**WHAT YOU HAVE TO DO:** Report, word for word, every line of the material that contains "湖北武汉".

**EXERCISE INPUT:**
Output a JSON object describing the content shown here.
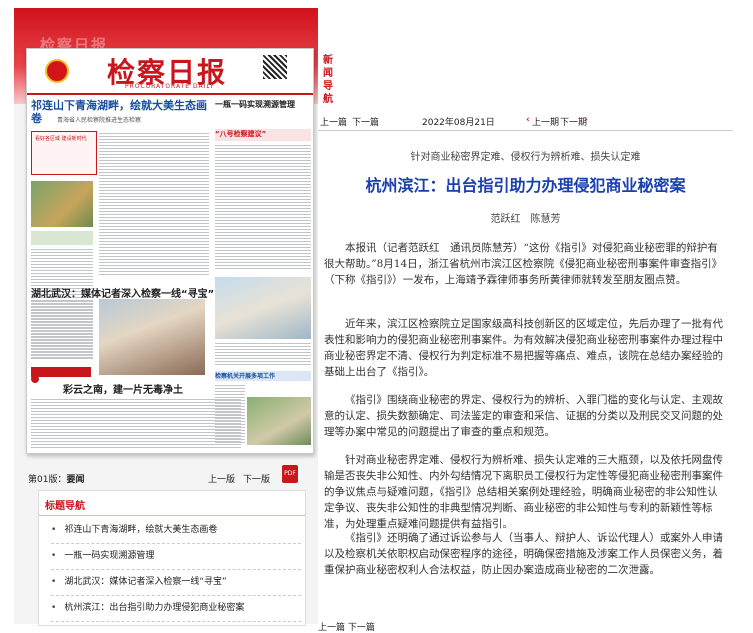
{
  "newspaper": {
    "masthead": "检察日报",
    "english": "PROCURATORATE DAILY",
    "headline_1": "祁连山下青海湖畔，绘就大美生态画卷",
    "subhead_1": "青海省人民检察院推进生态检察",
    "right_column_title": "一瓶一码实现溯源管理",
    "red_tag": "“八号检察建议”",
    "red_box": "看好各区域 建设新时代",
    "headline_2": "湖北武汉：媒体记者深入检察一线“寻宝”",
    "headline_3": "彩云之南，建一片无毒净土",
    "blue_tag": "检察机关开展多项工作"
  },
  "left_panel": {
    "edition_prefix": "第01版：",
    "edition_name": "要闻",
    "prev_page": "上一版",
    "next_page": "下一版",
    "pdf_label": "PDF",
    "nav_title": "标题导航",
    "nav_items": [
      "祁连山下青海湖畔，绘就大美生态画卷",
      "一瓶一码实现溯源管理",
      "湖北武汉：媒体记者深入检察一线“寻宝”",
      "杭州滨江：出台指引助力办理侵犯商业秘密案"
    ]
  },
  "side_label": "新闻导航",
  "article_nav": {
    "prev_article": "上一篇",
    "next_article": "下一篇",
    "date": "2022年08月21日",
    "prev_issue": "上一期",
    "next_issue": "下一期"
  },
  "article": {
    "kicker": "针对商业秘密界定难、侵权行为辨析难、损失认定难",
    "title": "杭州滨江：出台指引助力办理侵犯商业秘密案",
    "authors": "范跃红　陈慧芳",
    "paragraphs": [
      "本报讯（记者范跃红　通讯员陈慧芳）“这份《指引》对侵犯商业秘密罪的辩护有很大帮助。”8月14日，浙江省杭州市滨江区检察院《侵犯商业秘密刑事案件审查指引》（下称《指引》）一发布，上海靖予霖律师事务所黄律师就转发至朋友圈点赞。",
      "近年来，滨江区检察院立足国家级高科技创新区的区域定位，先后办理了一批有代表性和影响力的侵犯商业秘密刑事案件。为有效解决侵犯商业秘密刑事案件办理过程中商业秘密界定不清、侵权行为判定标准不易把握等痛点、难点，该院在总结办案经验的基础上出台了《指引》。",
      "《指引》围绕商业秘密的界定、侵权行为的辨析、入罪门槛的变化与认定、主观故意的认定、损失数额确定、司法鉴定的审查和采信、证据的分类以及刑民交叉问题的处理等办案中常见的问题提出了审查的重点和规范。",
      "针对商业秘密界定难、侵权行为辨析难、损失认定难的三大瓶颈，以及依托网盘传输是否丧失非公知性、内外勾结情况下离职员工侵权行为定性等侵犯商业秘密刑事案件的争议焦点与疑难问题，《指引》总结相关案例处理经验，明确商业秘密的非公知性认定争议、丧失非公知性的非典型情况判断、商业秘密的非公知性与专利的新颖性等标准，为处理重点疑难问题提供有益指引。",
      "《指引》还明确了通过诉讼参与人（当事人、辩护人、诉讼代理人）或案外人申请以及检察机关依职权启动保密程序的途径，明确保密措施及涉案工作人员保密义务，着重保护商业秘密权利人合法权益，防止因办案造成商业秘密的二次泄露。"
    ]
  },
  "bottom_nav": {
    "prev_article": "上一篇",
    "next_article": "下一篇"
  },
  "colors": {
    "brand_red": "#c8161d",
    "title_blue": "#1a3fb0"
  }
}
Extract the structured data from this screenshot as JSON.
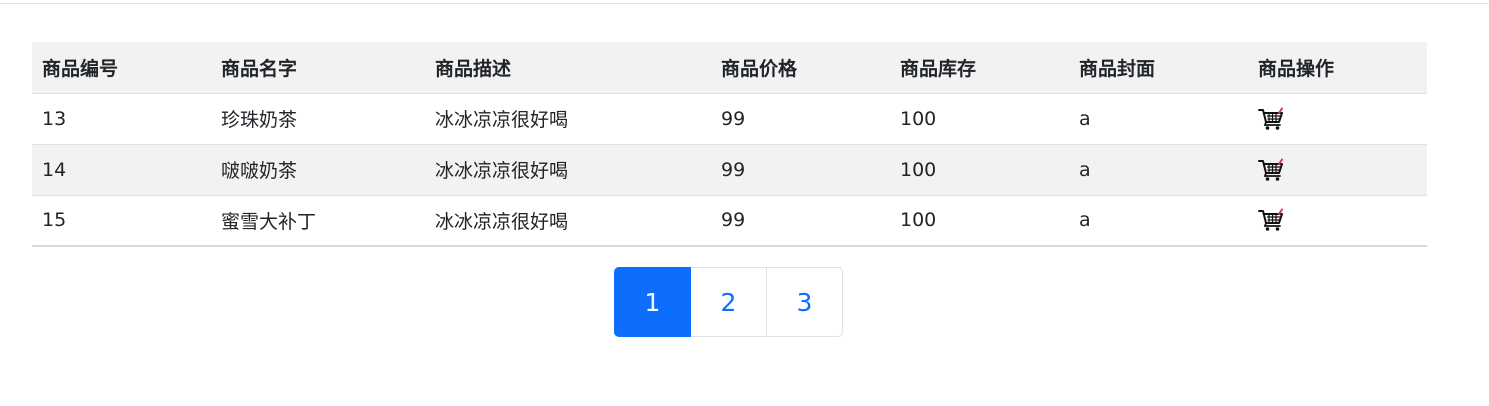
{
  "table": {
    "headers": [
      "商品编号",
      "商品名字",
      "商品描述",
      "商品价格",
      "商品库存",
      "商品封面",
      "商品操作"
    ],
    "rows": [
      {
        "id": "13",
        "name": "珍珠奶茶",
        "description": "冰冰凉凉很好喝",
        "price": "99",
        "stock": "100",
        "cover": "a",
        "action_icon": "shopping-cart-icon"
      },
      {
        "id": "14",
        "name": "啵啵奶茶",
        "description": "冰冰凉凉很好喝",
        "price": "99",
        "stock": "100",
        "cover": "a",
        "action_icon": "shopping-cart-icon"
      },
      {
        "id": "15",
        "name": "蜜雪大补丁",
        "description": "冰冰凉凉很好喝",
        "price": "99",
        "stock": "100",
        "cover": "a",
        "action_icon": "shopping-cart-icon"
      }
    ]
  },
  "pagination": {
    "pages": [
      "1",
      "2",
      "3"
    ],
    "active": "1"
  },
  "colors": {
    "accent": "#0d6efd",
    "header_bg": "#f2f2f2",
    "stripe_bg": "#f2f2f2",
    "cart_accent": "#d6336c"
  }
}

--

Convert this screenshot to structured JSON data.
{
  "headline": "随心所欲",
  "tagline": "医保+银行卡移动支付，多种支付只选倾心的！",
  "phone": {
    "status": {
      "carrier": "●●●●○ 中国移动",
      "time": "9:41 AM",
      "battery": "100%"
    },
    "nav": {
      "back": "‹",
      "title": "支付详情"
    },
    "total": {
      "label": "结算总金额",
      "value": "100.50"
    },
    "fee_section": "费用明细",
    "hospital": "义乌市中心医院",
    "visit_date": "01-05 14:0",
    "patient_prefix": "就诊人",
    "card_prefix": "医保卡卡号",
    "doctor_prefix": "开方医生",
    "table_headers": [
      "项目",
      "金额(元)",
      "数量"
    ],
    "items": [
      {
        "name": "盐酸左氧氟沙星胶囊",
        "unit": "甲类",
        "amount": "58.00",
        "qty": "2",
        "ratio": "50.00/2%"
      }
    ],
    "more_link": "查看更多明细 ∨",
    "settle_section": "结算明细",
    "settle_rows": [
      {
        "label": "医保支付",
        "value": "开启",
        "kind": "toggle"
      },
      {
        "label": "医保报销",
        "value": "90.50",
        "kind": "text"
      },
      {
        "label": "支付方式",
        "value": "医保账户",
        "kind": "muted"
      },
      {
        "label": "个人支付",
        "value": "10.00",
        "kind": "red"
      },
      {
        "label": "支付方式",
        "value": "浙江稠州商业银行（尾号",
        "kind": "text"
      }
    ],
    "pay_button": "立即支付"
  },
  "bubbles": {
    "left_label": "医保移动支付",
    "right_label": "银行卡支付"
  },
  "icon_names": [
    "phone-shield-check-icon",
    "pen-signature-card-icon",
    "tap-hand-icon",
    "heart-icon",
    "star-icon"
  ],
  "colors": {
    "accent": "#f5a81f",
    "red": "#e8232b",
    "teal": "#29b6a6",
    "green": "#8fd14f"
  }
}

--

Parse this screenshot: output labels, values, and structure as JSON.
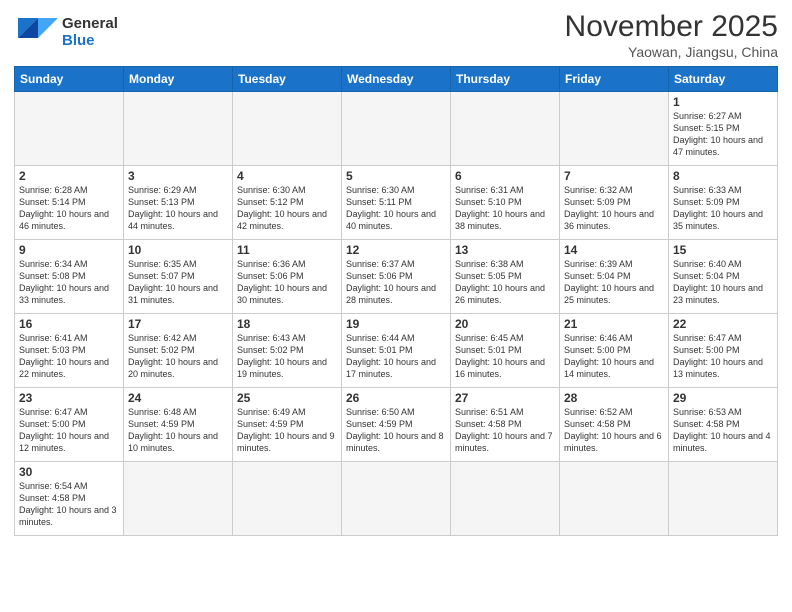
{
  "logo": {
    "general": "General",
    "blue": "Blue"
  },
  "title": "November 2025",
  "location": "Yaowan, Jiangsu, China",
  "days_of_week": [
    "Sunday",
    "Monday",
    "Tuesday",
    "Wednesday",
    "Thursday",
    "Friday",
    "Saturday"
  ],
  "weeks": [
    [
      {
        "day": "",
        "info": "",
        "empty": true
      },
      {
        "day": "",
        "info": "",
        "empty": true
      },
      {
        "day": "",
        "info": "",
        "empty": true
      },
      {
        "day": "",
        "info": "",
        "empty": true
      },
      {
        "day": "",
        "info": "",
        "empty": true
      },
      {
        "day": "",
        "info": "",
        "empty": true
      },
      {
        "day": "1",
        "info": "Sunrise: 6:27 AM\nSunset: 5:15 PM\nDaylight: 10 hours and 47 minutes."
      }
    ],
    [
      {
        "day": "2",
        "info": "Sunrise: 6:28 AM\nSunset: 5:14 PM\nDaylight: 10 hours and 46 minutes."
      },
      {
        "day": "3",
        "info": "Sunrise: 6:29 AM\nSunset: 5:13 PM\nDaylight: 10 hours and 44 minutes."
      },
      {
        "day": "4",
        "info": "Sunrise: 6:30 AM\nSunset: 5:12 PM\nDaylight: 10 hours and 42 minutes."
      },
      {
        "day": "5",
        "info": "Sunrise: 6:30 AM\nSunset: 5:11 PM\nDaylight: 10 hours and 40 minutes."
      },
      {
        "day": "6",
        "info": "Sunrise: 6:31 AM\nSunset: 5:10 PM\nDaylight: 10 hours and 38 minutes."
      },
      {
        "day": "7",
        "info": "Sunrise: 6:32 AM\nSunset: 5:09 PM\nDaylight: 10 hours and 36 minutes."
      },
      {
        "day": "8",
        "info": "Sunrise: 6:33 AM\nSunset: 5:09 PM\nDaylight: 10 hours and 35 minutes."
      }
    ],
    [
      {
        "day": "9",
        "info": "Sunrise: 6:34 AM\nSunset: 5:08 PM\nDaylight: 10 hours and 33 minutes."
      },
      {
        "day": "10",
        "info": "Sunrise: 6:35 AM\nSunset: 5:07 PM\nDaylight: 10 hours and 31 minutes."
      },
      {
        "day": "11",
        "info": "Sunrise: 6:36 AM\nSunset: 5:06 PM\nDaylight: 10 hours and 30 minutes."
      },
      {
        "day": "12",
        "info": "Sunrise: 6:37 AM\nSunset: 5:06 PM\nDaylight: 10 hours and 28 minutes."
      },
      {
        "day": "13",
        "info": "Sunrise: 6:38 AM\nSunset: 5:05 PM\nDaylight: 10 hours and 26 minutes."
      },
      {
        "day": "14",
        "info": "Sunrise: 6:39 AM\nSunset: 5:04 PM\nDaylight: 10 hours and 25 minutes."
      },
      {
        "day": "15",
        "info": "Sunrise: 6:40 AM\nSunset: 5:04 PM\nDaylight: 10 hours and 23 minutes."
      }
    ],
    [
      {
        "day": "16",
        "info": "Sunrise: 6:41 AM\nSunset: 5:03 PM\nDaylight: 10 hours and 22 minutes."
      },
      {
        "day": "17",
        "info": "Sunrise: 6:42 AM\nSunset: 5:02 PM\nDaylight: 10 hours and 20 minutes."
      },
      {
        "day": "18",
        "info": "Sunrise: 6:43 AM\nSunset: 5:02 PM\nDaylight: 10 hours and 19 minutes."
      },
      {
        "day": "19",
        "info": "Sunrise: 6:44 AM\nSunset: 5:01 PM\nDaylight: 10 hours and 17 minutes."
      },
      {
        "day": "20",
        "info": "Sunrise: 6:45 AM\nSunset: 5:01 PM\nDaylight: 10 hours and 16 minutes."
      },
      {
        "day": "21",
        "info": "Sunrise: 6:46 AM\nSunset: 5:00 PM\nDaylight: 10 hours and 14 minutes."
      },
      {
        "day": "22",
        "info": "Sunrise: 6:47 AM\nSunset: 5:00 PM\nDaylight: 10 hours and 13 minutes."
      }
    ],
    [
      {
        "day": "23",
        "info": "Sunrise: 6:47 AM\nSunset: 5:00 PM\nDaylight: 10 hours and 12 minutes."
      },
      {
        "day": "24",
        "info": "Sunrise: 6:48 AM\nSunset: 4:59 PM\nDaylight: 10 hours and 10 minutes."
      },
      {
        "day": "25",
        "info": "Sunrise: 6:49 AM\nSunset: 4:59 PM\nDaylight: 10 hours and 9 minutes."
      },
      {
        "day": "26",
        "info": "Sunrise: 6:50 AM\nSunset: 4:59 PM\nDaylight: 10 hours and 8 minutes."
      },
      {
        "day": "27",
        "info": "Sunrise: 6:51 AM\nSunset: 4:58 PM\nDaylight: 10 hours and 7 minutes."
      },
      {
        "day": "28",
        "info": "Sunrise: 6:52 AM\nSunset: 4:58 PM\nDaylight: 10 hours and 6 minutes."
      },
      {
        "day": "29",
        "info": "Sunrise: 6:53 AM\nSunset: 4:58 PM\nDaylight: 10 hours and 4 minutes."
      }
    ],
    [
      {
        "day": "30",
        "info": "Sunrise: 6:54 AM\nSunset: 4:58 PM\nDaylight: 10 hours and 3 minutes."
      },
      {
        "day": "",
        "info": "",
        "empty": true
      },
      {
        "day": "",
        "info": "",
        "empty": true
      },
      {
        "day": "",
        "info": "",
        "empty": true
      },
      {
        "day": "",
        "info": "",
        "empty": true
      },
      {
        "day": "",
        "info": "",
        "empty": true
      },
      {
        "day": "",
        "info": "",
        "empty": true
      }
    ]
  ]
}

**SOLUTION FOR THIS PROBLEM:**
    "headline_2": "湖北武汉：媒体记者深入检察一线“寻宝”",
      "湖北武汉：媒体记者深入检察一线“寻宝”",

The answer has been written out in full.